_RECORDS SHOWN_

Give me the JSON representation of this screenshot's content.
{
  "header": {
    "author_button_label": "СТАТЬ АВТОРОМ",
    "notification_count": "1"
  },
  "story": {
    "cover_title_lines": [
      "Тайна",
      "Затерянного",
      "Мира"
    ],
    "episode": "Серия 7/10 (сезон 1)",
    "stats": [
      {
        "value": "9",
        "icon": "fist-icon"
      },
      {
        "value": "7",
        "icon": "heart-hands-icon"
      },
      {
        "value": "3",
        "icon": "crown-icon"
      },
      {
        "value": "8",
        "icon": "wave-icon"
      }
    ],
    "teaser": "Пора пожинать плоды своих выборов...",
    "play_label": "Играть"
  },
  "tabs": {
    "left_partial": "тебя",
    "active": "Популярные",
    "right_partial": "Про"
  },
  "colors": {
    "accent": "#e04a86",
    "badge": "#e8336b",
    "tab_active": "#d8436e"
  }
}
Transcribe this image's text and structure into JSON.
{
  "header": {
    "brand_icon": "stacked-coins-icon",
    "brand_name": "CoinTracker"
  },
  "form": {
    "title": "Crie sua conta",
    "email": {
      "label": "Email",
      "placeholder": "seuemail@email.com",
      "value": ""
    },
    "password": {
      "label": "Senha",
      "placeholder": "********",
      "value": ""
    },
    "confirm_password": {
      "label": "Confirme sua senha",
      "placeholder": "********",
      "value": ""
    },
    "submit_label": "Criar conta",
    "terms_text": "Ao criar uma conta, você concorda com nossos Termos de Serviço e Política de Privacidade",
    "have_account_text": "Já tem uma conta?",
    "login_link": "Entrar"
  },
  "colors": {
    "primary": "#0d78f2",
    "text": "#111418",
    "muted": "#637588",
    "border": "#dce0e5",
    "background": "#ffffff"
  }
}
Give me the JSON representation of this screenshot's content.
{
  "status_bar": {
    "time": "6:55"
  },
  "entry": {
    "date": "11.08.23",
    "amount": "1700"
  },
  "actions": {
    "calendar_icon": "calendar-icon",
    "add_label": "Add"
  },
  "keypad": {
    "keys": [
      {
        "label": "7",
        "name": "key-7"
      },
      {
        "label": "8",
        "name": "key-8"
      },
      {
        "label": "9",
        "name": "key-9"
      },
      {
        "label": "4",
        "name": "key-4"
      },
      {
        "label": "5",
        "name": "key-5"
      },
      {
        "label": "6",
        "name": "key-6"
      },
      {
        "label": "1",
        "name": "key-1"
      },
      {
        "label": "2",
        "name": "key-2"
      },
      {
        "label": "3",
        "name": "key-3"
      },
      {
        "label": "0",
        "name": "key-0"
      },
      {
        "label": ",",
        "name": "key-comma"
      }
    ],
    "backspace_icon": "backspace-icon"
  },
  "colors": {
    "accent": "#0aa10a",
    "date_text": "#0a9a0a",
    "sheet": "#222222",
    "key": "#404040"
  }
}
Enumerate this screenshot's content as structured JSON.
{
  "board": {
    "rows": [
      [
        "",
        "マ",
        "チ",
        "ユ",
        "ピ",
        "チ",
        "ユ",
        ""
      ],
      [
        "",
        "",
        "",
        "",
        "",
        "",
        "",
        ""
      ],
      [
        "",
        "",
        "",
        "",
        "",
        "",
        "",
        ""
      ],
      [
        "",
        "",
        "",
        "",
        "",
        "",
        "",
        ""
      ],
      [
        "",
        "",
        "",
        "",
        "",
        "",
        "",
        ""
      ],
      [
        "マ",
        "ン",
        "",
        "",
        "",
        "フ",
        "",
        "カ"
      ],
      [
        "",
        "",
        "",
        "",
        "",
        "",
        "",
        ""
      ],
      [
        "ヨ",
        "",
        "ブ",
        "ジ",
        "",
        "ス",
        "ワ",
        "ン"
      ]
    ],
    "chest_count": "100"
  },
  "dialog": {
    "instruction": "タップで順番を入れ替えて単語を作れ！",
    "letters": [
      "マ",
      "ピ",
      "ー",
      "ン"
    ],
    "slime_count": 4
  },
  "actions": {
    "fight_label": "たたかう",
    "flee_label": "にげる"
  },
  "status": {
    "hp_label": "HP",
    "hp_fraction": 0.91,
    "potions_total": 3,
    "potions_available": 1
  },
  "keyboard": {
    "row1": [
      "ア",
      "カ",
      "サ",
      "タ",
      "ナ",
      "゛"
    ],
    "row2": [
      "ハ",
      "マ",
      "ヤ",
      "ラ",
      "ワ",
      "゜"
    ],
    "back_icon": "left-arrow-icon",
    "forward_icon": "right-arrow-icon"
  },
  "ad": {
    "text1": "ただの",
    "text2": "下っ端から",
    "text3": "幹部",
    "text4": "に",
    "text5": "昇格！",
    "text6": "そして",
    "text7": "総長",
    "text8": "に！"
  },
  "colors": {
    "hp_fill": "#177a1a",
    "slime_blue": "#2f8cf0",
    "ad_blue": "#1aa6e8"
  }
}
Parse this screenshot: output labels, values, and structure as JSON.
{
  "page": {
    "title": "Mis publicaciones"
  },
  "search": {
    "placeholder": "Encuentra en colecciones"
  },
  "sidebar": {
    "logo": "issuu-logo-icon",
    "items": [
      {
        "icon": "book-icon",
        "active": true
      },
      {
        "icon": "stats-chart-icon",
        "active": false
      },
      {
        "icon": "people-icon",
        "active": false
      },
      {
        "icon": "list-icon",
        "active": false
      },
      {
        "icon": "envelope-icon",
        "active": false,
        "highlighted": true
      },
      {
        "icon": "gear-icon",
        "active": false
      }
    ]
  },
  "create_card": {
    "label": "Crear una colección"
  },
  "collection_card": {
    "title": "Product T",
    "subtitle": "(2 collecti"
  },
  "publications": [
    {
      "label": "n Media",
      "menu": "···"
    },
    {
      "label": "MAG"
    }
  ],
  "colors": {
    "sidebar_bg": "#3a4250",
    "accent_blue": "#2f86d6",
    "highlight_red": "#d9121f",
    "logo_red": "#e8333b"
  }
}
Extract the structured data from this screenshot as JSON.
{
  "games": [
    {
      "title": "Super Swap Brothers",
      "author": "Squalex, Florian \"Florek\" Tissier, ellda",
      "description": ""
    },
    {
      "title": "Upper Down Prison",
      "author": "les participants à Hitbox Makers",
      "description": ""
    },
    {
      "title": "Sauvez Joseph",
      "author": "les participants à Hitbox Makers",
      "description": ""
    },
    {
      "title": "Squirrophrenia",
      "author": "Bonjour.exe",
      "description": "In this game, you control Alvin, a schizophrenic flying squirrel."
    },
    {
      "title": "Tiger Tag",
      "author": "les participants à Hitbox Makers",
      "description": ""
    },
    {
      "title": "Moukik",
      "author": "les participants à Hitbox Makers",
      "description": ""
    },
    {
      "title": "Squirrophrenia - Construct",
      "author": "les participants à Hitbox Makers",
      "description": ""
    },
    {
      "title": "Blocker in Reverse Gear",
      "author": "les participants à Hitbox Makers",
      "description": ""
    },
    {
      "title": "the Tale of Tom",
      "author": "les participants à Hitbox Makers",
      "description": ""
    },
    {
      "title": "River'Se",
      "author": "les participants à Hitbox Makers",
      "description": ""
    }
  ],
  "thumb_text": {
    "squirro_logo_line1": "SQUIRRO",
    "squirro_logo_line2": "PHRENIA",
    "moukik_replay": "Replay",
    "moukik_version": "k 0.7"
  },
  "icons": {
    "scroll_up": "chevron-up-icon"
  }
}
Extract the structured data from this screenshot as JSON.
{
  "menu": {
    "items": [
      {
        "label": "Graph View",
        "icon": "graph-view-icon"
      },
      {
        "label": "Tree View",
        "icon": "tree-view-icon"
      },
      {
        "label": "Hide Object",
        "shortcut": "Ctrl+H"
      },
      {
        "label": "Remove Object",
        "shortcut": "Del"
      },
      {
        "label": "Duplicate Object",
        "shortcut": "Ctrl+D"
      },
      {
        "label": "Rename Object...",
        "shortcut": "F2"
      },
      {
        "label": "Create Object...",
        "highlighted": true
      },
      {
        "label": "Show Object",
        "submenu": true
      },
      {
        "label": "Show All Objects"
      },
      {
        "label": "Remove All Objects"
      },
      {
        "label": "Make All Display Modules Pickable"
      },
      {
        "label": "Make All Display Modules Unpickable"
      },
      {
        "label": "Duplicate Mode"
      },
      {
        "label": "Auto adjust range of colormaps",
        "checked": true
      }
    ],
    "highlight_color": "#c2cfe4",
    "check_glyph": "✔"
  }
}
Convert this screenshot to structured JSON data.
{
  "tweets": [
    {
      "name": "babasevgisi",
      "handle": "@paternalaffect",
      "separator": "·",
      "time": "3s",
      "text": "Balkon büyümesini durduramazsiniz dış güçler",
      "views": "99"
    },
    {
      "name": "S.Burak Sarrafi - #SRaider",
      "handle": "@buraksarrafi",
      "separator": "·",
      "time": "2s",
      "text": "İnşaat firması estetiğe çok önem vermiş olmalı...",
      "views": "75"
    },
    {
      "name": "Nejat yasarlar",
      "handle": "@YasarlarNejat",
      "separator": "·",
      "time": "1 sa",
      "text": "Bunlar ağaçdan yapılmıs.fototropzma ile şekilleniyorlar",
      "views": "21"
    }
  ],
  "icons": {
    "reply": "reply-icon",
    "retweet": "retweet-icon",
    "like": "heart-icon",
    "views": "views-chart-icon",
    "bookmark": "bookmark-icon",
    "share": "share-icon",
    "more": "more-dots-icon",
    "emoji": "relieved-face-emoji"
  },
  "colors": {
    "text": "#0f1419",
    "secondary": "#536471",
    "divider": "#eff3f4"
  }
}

_GIVEN PROBLEM_
Give the count of lines in the data above that hold the string "chart", with no additional words.

_SOLUTION TO THIS EXERCISE_
2